**To do**
Copy every line of the material below word for word.

[Begin Supplied information]

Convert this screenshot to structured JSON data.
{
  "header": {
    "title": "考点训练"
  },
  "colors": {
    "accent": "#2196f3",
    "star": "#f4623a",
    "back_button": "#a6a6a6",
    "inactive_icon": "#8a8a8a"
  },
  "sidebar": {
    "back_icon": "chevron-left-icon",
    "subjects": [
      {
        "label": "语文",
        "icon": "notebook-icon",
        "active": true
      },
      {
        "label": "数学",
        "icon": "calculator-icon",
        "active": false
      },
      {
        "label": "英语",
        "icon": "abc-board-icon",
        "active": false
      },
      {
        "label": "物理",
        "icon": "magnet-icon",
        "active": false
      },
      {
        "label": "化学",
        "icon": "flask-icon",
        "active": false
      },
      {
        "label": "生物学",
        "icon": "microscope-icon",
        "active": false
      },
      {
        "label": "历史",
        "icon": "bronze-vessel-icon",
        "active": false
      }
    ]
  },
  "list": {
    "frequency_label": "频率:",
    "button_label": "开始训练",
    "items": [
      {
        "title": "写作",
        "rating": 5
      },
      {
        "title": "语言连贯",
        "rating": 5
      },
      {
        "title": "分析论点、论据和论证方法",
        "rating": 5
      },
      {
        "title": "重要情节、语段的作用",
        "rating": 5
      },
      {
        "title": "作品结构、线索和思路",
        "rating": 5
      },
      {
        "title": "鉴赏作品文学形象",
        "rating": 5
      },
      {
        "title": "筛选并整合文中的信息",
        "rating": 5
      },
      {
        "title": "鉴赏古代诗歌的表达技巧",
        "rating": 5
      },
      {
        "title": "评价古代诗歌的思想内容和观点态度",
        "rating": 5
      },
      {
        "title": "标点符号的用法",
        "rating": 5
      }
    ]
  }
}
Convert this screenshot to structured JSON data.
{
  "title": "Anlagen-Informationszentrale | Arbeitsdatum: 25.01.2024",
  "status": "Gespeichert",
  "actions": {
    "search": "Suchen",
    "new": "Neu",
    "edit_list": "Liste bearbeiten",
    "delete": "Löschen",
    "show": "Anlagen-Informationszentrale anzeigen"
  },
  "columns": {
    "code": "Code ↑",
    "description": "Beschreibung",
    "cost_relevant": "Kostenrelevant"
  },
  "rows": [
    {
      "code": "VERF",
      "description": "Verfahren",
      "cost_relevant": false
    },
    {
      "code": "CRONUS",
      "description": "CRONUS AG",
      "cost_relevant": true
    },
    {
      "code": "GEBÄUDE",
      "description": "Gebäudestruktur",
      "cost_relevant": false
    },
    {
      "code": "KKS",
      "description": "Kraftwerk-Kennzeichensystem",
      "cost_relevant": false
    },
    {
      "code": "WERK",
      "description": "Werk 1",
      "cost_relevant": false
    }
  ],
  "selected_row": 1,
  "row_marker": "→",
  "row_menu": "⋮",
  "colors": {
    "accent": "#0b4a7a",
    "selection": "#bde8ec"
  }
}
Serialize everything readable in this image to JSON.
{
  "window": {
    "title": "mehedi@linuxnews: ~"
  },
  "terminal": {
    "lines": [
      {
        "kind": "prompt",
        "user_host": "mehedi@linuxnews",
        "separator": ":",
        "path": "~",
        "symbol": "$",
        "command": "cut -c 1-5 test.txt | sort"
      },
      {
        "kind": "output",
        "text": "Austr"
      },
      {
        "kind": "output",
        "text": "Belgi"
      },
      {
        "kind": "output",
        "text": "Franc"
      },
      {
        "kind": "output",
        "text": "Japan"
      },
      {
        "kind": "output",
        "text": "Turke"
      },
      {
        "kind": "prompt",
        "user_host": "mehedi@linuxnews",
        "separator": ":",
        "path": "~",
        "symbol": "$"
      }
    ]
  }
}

[End Supplied information]

**Answer to this exercise**
Convert this screenshot to structured JSON data.
{
  "header": {
    "title": "考点训练"
  },
  "colors": {
    "accent": "#2196f3",
    "star": "#f4623a",
    "back_button": "#a6a6a6",
    "inactive_icon": "#8a8a8a"
  },
  "sidebar": {
    "back_icon": "chevron-left-icon",
    "subjects": [
      {
        "label": "语文",
        "icon": "notebook-icon",
        "active": true
      },
      {
        "label": "数学",
        "icon": "calculator-icon",
        "active": false
      },
      {
        "label": "英语",
        "icon": "abc-board-icon",
        "active": false
      },
      {
        "label": "物理",
        "icon": "magnet-icon",
        "active": false
      },
      {
        "label": "化学",
        "icon": "flask-icon",
        "active": false
      },
      {
        "label": "生物学",
        "icon": "microscope-icon",
        "active": false
      },
      {
        "label": "历史",
        "icon": "bronze-vessel-icon",
        "active": false
      }
    ]
  },
  "list": {
    "frequency_label": "频率:",
    "button_label": "开始训练",
    "items": [
      {
        "title": "写作",
        "rating": 5
      },
      {
        "title": "语言连贯",
        "rating": 5
      },
      {
        "title": "分析论点、论据和论证方法",
        "rating": 5
      },
      {
        "title": "重要情节、语段的作用",
        "rating": 5
      },
      {
        "title": "作品结构、线索和思路",
        "rating": 5
      },
      {
        "title": "鉴赏作品文学形象",
        "rating": 5
      },
      {
        "title": "筛选并整合文中的信息",
        "rating": 5
      },
      {
        "title": "鉴赏古代诗歌的表达技巧",
        "rating": 5
      },
      {
        "title": "评价古代诗歌的思想内容和观点态度",
        "rating": 5
      },
      {
        "title": "标点符号的用法",
        "rating": 5
      }
    ]
  }
}
Convert this screenshot to structured JSON data.
{
  "title": "Anlagen-Informationszentrale | Arbeitsdatum: 25.01.2024",
  "status": "Gespeichert",
  "actions": {
    "search": "Suchen",
    "new": "Neu",
    "edit_list": "Liste bearbeiten",
    "delete": "Löschen",
    "show": "Anlagen-Informationszentrale anzeigen"
  },
  "columns": {
    "code": "Code ↑",
    "description": "Beschreibung",
    "cost_relevant": "Kostenrelevant"
  },
  "rows": [
    {
      "code": "VERF",
      "description": "Verfahren",
      "cost_relevant": false
    },
    {
      "code": "CRONUS",
      "description": "CRONUS AG",
      "cost_relevant": true
    },
    {
      "code": "GEBÄUDE",
      "description": "Gebäudestruktur",
      "cost_relevant": false
    },
    {
      "code": "KKS",
      "description": "Kraftwerk-Kennzeichensystem",
      "cost_relevant": false
    },
    {
      "code": "WERK",
      "description": "Werk 1",
      "cost_relevant": false
    }
  ],
  "selected_row": 1,
  "row_marker": "→",
  "row_menu": "⋮",
  "colors": {
    "accent": "#0b4a7a",
    "selection": "#bde8ec"
  }
}
Serialize everything readable in this image to JSON.
{
  "window": {
    "title": "mehedi@linuxnews: ~"
  },
  "terminal": {
    "lines": [
      {
        "kind": "prompt",
        "user_host": "mehedi@linuxnews",
        "separator": ":",
        "path": "~",
        "symbol": "$",
        "command": "cut -c 1-5 test.txt | sort"
      },
      {
        "kind": "output",
        "text": "Austr"
      },
      {
        "kind": "output",
        "text": "Belgi"
      },
      {
        "kind": "output",
        "text": "Franc"
      },
      {
        "kind": "output",
        "text": "Japan"
      },
      {
        "kind": "output",
        "text": "Turke"
      },
      {
        "kind": "prompt",
        "user_host": "mehedi@linuxnews",
        "separator": ":",
        "path": "~",
        "symbol": "$"
      }
    ]
  }
}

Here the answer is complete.